Collection entries
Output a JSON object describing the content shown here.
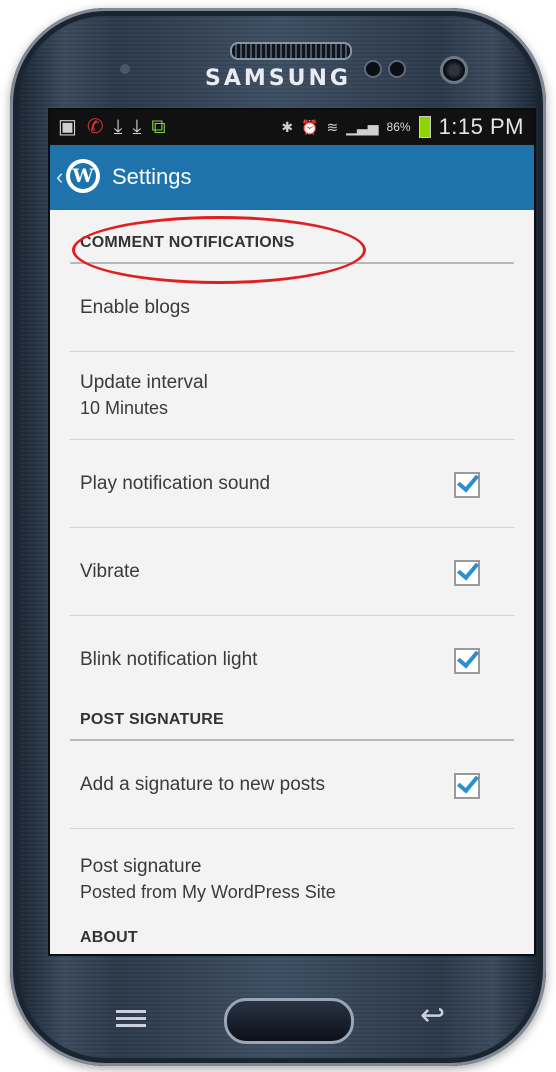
{
  "device": {
    "brand": "SAMSUNG"
  },
  "status_bar": {
    "battery": "86%",
    "time": "1:15 PM"
  },
  "app_bar": {
    "title": "Settings"
  },
  "sections": {
    "comment_notifications": {
      "header": "COMMENT NOTIFICATIONS",
      "items": [
        {
          "label": "Enable blogs"
        },
        {
          "label": "Update interval",
          "summary": "10 Minutes"
        },
        {
          "label": "Play notification sound",
          "checked": true
        },
        {
          "label": "Vibrate",
          "checked": true
        },
        {
          "label": "Blink notification light",
          "checked": true
        }
      ]
    },
    "post_signature": {
      "header": "POST SIGNATURE",
      "items": [
        {
          "label": "Add a signature to new posts",
          "checked": true
        },
        {
          "label": "Post signature",
          "summary": "Posted from My WordPress Site"
        }
      ]
    },
    "about": {
      "header": "ABOUT"
    }
  },
  "annotation": {
    "highlight_color": "#e02020"
  },
  "colors": {
    "app_bar": "#1e73ad",
    "checkmark": "#2a8ed0"
  }
}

- _PROBLEM_:
Every entry above is to be set down exactly; the pictures are to be left out.

- _ANSWER BELOW_:
Output a JSON object describing the content shown here.
{
  "device": {
    "brand": "SAMSUNG"
  },
  "status_bar": {
    "battery": "86%",
    "time": "1:15 PM"
  },
  "app_bar": {
    "title": "Settings"
  },
  "sections": {
    "comment_notifications": {
      "header": "COMMENT NOTIFICATIONS",
      "items": [
        {
          "label": "Enable blogs"
        },
        {
          "label": "Update interval",
          "summary": "10 Minutes"
        },
        {
          "label": "Play notification sound",
          "checked": true
        },
        {
          "label": "Vibrate",
          "checked": true
        },
        {
          "label": "Blink notification light",
          "checked": true
        }
      ]
    },
    "post_signature": {
      "header": "POST SIGNATURE",
      "items": [
        {
          "label": "Add a signature to new posts",
          "checked": true
        },
        {
          "label": "Post signature",
          "summary": "Posted from My WordPress Site"
        }
      ]
    },
    "about": {
      "header": "ABOUT"
    }
  },
  "annotation": {
    "highlight_color": "#e02020"
  },
  "colors": {
    "app_bar": "#1e73ad",
    "checkmark": "#2a8ed0"
  }
}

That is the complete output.